▶ _Task instructions_: Leave out the pictures and restate the rest of the data exactly.
::: Provided records
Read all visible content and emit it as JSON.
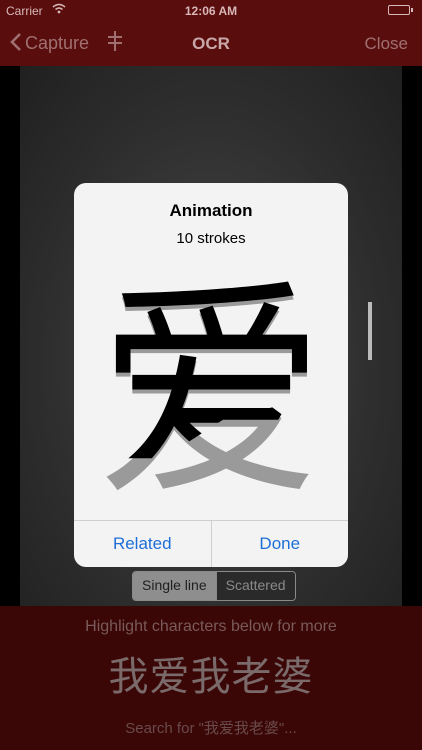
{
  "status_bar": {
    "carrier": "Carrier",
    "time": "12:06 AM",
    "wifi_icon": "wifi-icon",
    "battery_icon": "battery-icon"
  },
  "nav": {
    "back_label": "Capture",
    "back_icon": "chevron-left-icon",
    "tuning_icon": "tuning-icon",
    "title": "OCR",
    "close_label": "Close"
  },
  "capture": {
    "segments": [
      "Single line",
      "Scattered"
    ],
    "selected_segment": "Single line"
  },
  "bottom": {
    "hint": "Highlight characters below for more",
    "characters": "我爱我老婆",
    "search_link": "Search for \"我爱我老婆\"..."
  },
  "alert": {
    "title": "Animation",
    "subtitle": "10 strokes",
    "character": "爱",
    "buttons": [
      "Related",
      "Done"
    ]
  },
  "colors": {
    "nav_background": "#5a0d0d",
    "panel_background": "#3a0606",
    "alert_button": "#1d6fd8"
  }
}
::::::
▶ _Full response_:
Read all visible content and emit it as JSON.
{
  "status_bar": {
    "carrier": "Carrier",
    "time": "12:06 AM",
    "wifi_icon": "wifi-icon",
    "battery_icon": "battery-icon"
  },
  "nav": {
    "back_label": "Capture",
    "back_icon": "chevron-left-icon",
    "tuning_icon": "tuning-icon",
    "title": "OCR",
    "close_label": "Close"
  },
  "capture": {
    "segments": [
      "Single line",
      "Scattered"
    ],
    "selected_segment": "Single line"
  },
  "bottom": {
    "hint": "Highlight characters below for more",
    "characters": "我爱我老婆",
    "search_link": "Search for \"我爱我老婆\"..."
  },
  "alert": {
    "title": "Animation",
    "subtitle": "10 strokes",
    "character": "爱",
    "buttons": [
      "Related",
      "Done"
    ]
  },
  "colors": {
    "nav_background": "#5a0d0d",
    "panel_background": "#3a0606",
    "alert_button": "#1d6fd8"
  }
}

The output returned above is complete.